• **The exercise**:
Transcribe the records below exactly as they appear.
==== Listing
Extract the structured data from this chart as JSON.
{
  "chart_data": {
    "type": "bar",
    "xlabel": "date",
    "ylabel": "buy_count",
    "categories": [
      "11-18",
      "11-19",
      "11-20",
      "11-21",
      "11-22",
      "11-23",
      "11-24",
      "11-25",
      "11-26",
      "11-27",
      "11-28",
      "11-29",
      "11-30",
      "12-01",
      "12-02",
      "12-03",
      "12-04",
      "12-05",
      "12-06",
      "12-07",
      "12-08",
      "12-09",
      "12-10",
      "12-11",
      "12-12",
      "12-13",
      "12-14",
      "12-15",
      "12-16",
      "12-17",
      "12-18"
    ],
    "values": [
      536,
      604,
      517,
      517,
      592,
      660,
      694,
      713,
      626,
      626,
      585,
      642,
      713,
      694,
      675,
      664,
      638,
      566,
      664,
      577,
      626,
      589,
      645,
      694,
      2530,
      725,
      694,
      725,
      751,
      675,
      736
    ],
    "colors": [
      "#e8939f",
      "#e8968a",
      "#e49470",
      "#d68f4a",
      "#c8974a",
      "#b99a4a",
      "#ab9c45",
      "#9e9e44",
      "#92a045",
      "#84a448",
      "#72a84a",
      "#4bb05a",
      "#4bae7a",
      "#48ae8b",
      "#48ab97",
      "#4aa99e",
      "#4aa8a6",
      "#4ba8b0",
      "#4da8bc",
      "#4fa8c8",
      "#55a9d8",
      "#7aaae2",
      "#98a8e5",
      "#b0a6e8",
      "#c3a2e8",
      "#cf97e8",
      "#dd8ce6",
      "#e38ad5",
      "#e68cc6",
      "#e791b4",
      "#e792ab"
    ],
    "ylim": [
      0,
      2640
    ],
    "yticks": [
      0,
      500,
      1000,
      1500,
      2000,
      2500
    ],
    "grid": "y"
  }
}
========
• **The solution**:
Extract the structured data from this chart as JSON.
{
  "chart_data": {
    "type": "bar",
    "xlabel": "date",
    "ylabel": "buy_count",
    "categories": [
      "11-18",
      "11-19",
      "11-20",
      "11-21",
      "11-22",
      "11-23",
      "11-24",
      "11-25",
      "11-26",
      "11-27",
      "11-28",
      "11-29",
      "11-30",
      "12-01",
      "12-02",
      "12-03",
      "12-04",
      "12-05",
      "12-06",
      "12-07",
      "12-08",
      "12-09",
      "12-10",
      "12-11",
      "12-12",
      "12-13",
      "12-14",
      "12-15",
      "12-16",
      "12-17",
      "12-18"
    ],
    "values": [
      536,
      604,
      517,
      517,
      592,
      660,
      694,
      713,
      626,
      626,
      585,
      642,
      713,
      694,
      675,
      664,
      638,
      566,
      664,
      577,
      626,
      589,
      645,
      694,
      2530,
      725,
      694,
      725,
      751,
      675,
      736
    ],
    "colors": [
      "#e8939f",
      "#e8968a",
      "#e49470",
      "#d68f4a",
      "#c8974a",
      "#b99a4a",
      "#ab9c45",
      "#9e9e44",
      "#92a045",
      "#84a448",
      "#72a84a",
      "#4bb05a",
      "#4bae7a",
      "#48ae8b",
      "#48ab97",
      "#4aa99e",
      "#4aa8a6",
      "#4ba8b0",
      "#4da8bc",
      "#4fa8c8",
      "#55a9d8",
      "#7aaae2",
      "#98a8e5",
      "#b0a6e8",
      "#c3a2e8",
      "#cf97e8",
      "#dd8ce6",
      "#e38ad5",
      "#e68cc6",
      "#e791b4",
      "#e792ab"
    ],
    "ylim": [
      0,
      2640
    ],
    "yticks": [
      0,
      500,
      1000,
      1500,
      2000,
      2500
    ],
    "grid": "y"
  }
}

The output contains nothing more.